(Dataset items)
※ ※ ※
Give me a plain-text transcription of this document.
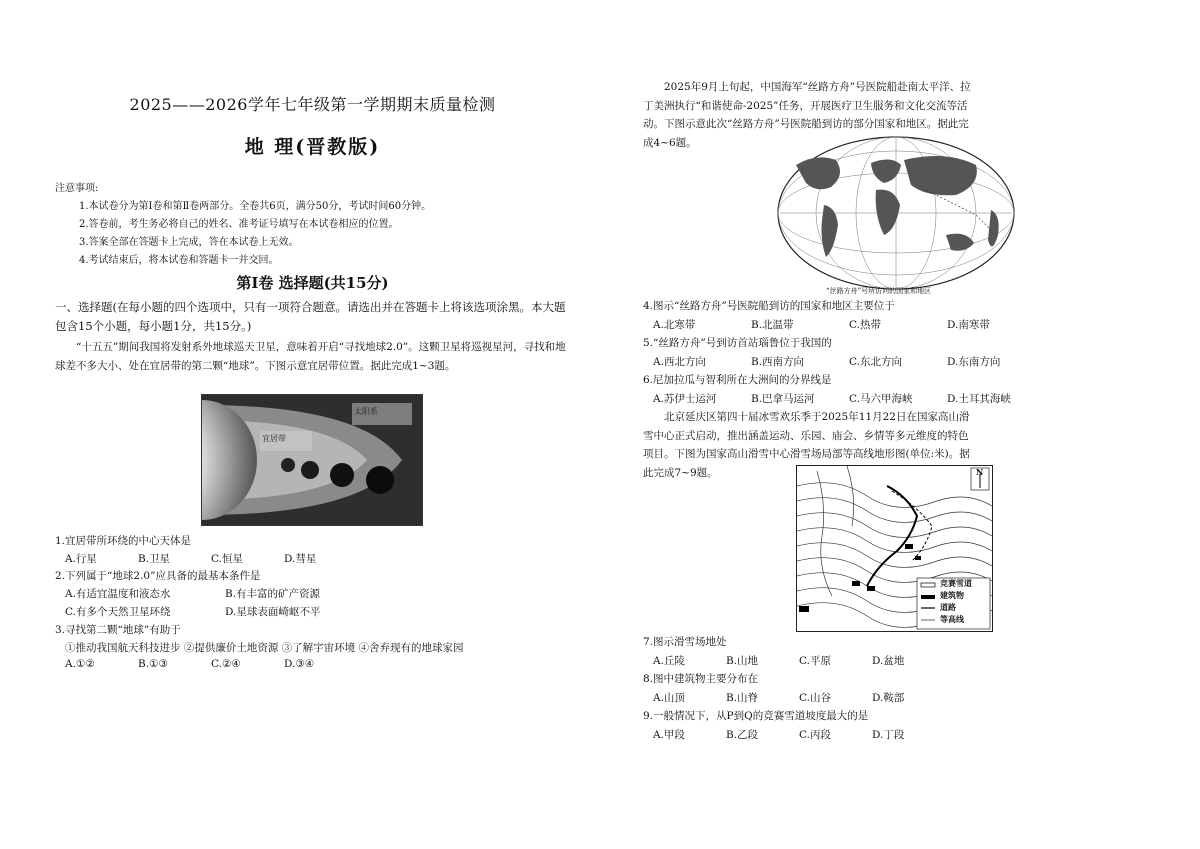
2025——2026学年七年级第一学期期末质量检测
地 理(晋教版)
注意事项:
1.本试卷分为第Ⅰ卷和第Ⅱ卷两部分。全卷共6页，满分50分，考试时间60分钟。
2.答卷前，考生务必将自己的姓名、准考证号填写在本试卷相应的位置。
3.答案全部在答题卡上完成，答在本试卷上无效。
4.考试结束后，将本试卷和答题卡一并交回。
第Ⅰ卷 选择题(共15分)
一、选择题(在每小题的四个选项中，只有一项符合题意。请选出并在答题卡上将该选项涂黑。本大题包含15个小题，每小题1分，共15分。)

“十五五”期间我国将发射系外地球巡天卫星，意味着开启“寻找地球2.0”。这颗卫星将巡视星河，寻找和地球差不多大小、处在宜居带的第二颗“地球”。下图示意宜居带位置。据此完成1~3题。

宜居带
太阳系
1.宜居带所环绕的中心天体是
A.行星	B.卫星	C.恒星	D.彗星
2.下列属于“地球2.0”应具备的最基本条件是
A.有适宜温度和液态水	B.有丰富的矿产资源
C.有多个天然卫星环绕	D.星球表面崎岖不平
3.寻找第二颗“地球”有助于
①推动我国航天科技进步 ②提供廉价土地资源 ③了解宇宙环境 ④舍弃现有的地球家园
A.①②	B.①③	C.②④	D.③④

2025年9月上旬起，中国海军“丝路方舟”号医院船赴南太平洋、拉丁美洲执行“和谐使命-2025”任务，开展医疗卫生服务和文化交流等活动。下图示意此次“丝路方舟”号医院船到访的部分国家和地区。据此完成4~6题。

“丝路方舟”号所访问的国家和地区
4.图示“丝路方舟”号医院船到访的国家和地区主要位于
A.北寒带	B.北温带	C.热带	D.南寒带
5.“丝路方舟”号到访首站瑙鲁位于我国的
A.西北方向	B.西南方向	C.东北方向	D.东南方向
6.尼加拉瓜与智利所在大洲间的分界线是
A.苏伊士运河	B.巴拿马运河	C.马六甲海峡	D.土耳其海峡

北京延庆区第四十届冰雪欢乐季于2025年11月22日在国家高山滑雪中心正式启动，推出涵盖运动、乐园、庙会、乡情等多元维度的特色项目。下图为国家高山滑雪中心滑雪场局部等高线地形图(单位:米)。据此完成7~9题。	N
竞赛雪道
建筑物
道路
等高线
7.图示滑雪场地处
A.丘陵	B.山地	C.平原	D.盆地
8.图中建筑物主要分布在
A.山顶	B.山脊	C.山谷	D.鞍部
9.一般情况下，从P到Q的竞赛雪道坡度最大的是
A.甲段	B.乙段	C.丙段	D.丁段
※ ※ ※
# Goal
List each line holding the string "丝路方舟".

# Exercise solution
2025年9月上旬起，中国海军“丝路方舟”号医院船赴南太平洋、拉丁美洲执行“和谐使命-2025”任务，开展医疗卫生服务和文化交流等活动。下图示意此次“丝路方舟”号医院船到访的部分国家和地区。据此完成4~6题。
“丝路方舟”号所访问的国家和地区
4.图示“丝路方舟”号医院船到访的国家和地区主要位于
5.“丝路方舟”号到访首站瑙鲁位于我国的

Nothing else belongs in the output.